Exercise description:
Copy all of the records below word for word, leaving the pictures out of your answer.

[Records of elements and coordinates]

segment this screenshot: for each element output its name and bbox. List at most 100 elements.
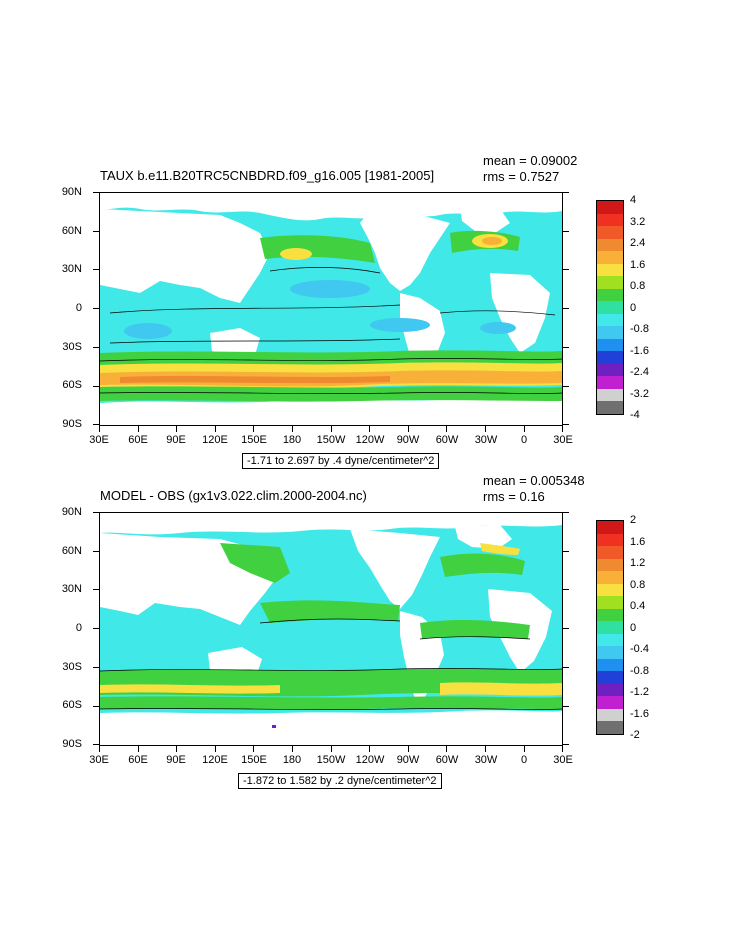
- colorbar-label: -4: [630, 409, 640, 421]
- colorbar-swatch: [597, 658, 623, 672]
- lon-tick: [253, 426, 255, 432]
- lat-tick: [93, 308, 99, 310]
- lat-tick: [563, 705, 569, 707]
- lon-label: 150E: [241, 754, 267, 766]
- colorbar-swatch: [597, 671, 623, 684]
- lon-tick: [214, 746, 216, 752]
- lon-tick: [176, 746, 178, 752]
- lat-label: 30N: [61, 583, 82, 595]
- lon-tick: [330, 746, 332, 752]
- colorbar-label: 2: [630, 514, 637, 526]
- lat-tick: [93, 705, 99, 707]
- colorbar-label: 2.4: [630, 237, 646, 249]
- lon-tick: [562, 426, 564, 432]
- lon-tick: [369, 426, 371, 432]
- lat-label: 30S: [62, 341, 82, 353]
- colorbar-label: 1.6: [630, 258, 646, 271]
- colorbar-label: 0: [630, 621, 637, 634]
- lon-label: 60W: [435, 434, 459, 446]
- lat-tick: [563, 269, 569, 271]
- mean-value: mean = 0.09002: [483, 153, 578, 168]
- lon-label: 60W: [435, 754, 459, 766]
- lon-label: 30W: [474, 434, 498, 446]
- lat-tick: [93, 269, 99, 271]
- colorbar: [596, 520, 624, 735]
- lat-tick: [563, 744, 569, 746]
- lat-tick: [93, 512, 99, 513]
- lat-tick: [93, 346, 99, 348]
- lat-label: 60S: [62, 699, 82, 711]
- lon-label: 30E: [553, 434, 573, 446]
- contour-range-label: -1.872 to 1.582 by .2 dyne/centimeter^2: [238, 773, 442, 789]
- colorbar-label: -1.6: [630, 344, 649, 357]
- lon-label: 150W: [316, 754, 346, 766]
- lon-label: 150W: [316, 434, 346, 446]
- contour-range-label: -1.71 to 2.697 by .4 dyne/centimeter^2: [242, 453, 440, 469]
- taux-panel: TAUX b.e11.B20TRC5CNBDRD.f09_g16.005 [19…: [0, 150, 733, 470]
- lon-tick: [330, 426, 332, 432]
- colorbar-swatch: [597, 363, 623, 377]
- lat-tick: [93, 424, 99, 426]
- colorbar-swatch: [597, 546, 623, 559]
- lon-label: 90E: [166, 754, 186, 766]
- colorbar-swatch: [597, 721, 623, 734]
- colorbar-label: 0.8: [630, 280, 646, 292]
- lon-tick: [485, 746, 486, 752]
- colorbar-label: -1.6: [630, 707, 649, 720]
- rms-value: rms = 0.16: [483, 489, 545, 504]
- lon-tick: [176, 426, 178, 432]
- lon-label: 60E: [128, 754, 148, 766]
- lat-tick: [93, 192, 99, 193]
- colorbar-label: 4: [630, 194, 637, 206]
- colorbar-swatch: [597, 621, 623, 634]
- lat-tick: [93, 744, 99, 746]
- colorbar-label: 0.8: [630, 578, 646, 591]
- colorbar-swatch: [597, 326, 623, 339]
- lat-tick: [93, 385, 99, 387]
- lat-tick: [93, 628, 99, 630]
- colorbar-swatch: [597, 633, 623, 647]
- lat-tick: [563, 346, 569, 348]
- panel-title: MODEL - OBS (gx1v3.022.clim.2000-2004.nc…: [100, 488, 367, 503]
- map-area: [99, 192, 563, 426]
- colorbar-swatch: [597, 251, 623, 264]
- lon-tick: [137, 746, 139, 752]
- colorbar-swatch: [597, 571, 623, 584]
- lat-tick: [563, 385, 569, 387]
- lon-tick: [407, 426, 409, 432]
- colorbar-swatch: [597, 608, 623, 622]
- lon-tick: [292, 426, 293, 432]
- colorbar-swatch: [597, 313, 623, 327]
- colorbar-swatch: [597, 708, 623, 722]
- colorbar-swatch: [597, 276, 623, 289]
- lon-tick: [292, 746, 293, 752]
- colorbar-swatch: [597, 401, 623, 414]
- colorbar-swatch: [597, 263, 623, 277]
- lon-tick: [137, 426, 139, 432]
- lon-label: 0: [520, 434, 528, 446]
- colorbar-label: 3.2: [630, 215, 646, 228]
- colorbar-swatch: [597, 388, 623, 402]
- lat-label: 60N: [61, 545, 82, 557]
- colorbar-swatch: [597, 288, 623, 302]
- colorbar-label: -2.4: [630, 366, 649, 378]
- lon-label: 180: [282, 434, 302, 446]
- colorbar-swatch: [597, 683, 623, 697]
- colorbar-swatch: [597, 696, 623, 709]
- colorbar-swatch: [597, 213, 623, 227]
- lat-tick: [93, 666, 99, 668]
- lon-label: 30W: [474, 754, 498, 766]
- lon-label: 120W: [355, 434, 385, 446]
- lon-tick: [562, 746, 564, 752]
- diff-map: [100, 513, 562, 745]
- lon-tick: [446, 746, 448, 752]
- colorbar-label: 1.6: [630, 535, 646, 548]
- lat-tick: [563, 308, 569, 310]
- mean-value: mean = 0.005348: [483, 473, 585, 488]
- colorbar-label: -0.4: [630, 643, 649, 655]
- colorbar-swatch: [597, 521, 623, 534]
- lat-tick: [563, 230, 569, 232]
- lon-label: 30E: [553, 754, 573, 766]
- colorbar-swatch: [597, 583, 623, 597]
- lon-tick: [369, 746, 371, 752]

Problem solution:
segment this screenshot: for each element output its name and bbox. List at most 100 elements.
- colorbar-label: -4: [630, 409, 640, 421]
- colorbar-swatch: [597, 658, 623, 672]
- lon-tick: [253, 426, 255, 432]
- lat-tick: [93, 308, 99, 310]
- lat-tick: [563, 705, 569, 707]
- lon-label: 150E: [241, 754, 267, 766]
- colorbar-swatch: [597, 671, 623, 684]
- lon-tick: [214, 746, 216, 752]
- lon-tick: [176, 746, 178, 752]
- lat-label: 30N: [61, 583, 82, 595]
- lon-tick: [330, 746, 332, 752]
- colorbar-label: 2: [630, 514, 637, 526]
- lat-tick: [93, 705, 99, 707]
- colorbar-label: 2.4: [630, 237, 646, 249]
- lon-tick: [562, 426, 564, 432]
- lon-tick: [369, 426, 371, 432]
- lat-label: 30S: [62, 341, 82, 353]
- colorbar-label: 1.6: [630, 258, 646, 271]
- colorbar-label: 0: [630, 621, 637, 634]
- lon-label: 60W: [435, 434, 459, 446]
- lat-tick: [563, 269, 569, 271]
- mean-value: mean = 0.09002: [483, 153, 578, 168]
- lon-label: 60W: [435, 754, 459, 766]
- lon-label: 30W: [474, 434, 498, 446]
- lat-tick: [93, 269, 99, 271]
- colorbar: [596, 520, 624, 735]
- lat-tick: [563, 744, 569, 746]
- lat-tick: [93, 512, 99, 513]
- lat-tick: [93, 346, 99, 348]
- lat-label: 60S: [62, 699, 82, 711]
- lon-label: 30E: [553, 434, 573, 446]
- contour-range-label: -1.872 to 1.582 by .2 dyne/centimeter^2: [238, 773, 442, 789]
- colorbar-label: -1.6: [630, 344, 649, 357]
- lon-label: 150W: [316, 754, 346, 766]
- lon-label: 150W: [316, 434, 346, 446]
- contour-range-label: -1.71 to 2.697 by .4 dyne/centimeter^2: [242, 453, 440, 469]
- taux-panel: TAUX b.e11.B20TRC5CNBDRD.f09_g16.005 [19…: [0, 150, 733, 470]
- lon-tick: [330, 426, 332, 432]
- colorbar-swatch: [597, 363, 623, 377]
- lat-tick: [93, 424, 99, 426]
- colorbar-swatch: [597, 546, 623, 559]
- lon-label: 90E: [166, 754, 186, 766]
- colorbar-swatch: [597, 721, 623, 734]
- colorbar-label: 0.8: [630, 280, 646, 292]
- lon-tick: [485, 746, 486, 752]
- colorbar-label: -1.6: [630, 707, 649, 720]
- rms-value: rms = 0.16: [483, 489, 545, 504]
- lon-tick: [176, 426, 178, 432]
- lon-label: 60E: [128, 754, 148, 766]
- lat-tick: [93, 192, 99, 193]
- colorbar-label: 4: [630, 194, 637, 206]
- colorbar-swatch: [597, 621, 623, 634]
- lat-tick: [93, 744, 99, 746]
- colorbar-label: 0.8: [630, 578, 646, 591]
- colorbar-swatch: [597, 326, 623, 339]
- lat-tick: [93, 385, 99, 387]
- lat-tick: [93, 628, 99, 630]
- colorbar-swatch: [597, 633, 623, 647]
- lat-tick: [563, 346, 569, 348]
- panel-title: MODEL - OBS (gx1v3.022.clim.2000-2004.nc…: [100, 488, 367, 503]
- map-area: [99, 192, 563, 426]
- colorbar-swatch: [597, 251, 623, 264]
- lon-tick: [137, 746, 139, 752]
- colorbar-swatch: [597, 571, 623, 584]
- lat-tick: [563, 385, 569, 387]
- lon-tick: [407, 426, 409, 432]
- colorbar-swatch: [597, 608, 623, 622]
- lon-tick: [292, 426, 293, 432]
- colorbar-swatch: [597, 313, 623, 327]
- colorbar-swatch: [597, 708, 623, 722]
- colorbar-swatch: [597, 276, 623, 289]
- lon-tick: [292, 746, 293, 752]
- colorbar-swatch: [597, 401, 623, 414]
- colorbar-swatch: [597, 263, 623, 277]
- lon-tick: [137, 426, 139, 432]
- lon-label: 0: [520, 434, 528, 446]
- colorbar-label: 3.2: [630, 215, 646, 228]
- colorbar-swatch: [597, 388, 623, 402]
- lat-label: 60N: [61, 545, 82, 557]
- colorbar-swatch: [597, 288, 623, 302]
- colorbar-label: -2.4: [630, 366, 649, 378]
- lon-label: 180: [282, 434, 302, 446]
- colorbar-swatch: [597, 683, 623, 697]
- colorbar-swatch: [597, 696, 623, 709]
- colorbar-swatch: [597, 213, 623, 227]
- lat-tick: [93, 666, 99, 668]
- lon-label: 30W: [474, 754, 498, 766]
- lon-label: 120W: [355, 434, 385, 446]
- lon-tick: [562, 746, 564, 752]
- diff-map: [100, 513, 562, 745]
- lon-tick: [446, 746, 448, 752]
- colorbar-label: 1.6: [630, 535, 646, 548]
- lat-tick: [563, 308, 569, 310]
- mean-value: mean = 0.005348: [483, 473, 585, 488]
- colorbar-label: -0.4: [630, 643, 649, 655]
- colorbar-swatch: [597, 521, 623, 534]
- lat-tick: [563, 230, 569, 232]
- lon-label: 30E: [553, 754, 573, 766]
- colorbar-swatch: [597, 583, 623, 597]
- lon-tick: [369, 746, 371, 752]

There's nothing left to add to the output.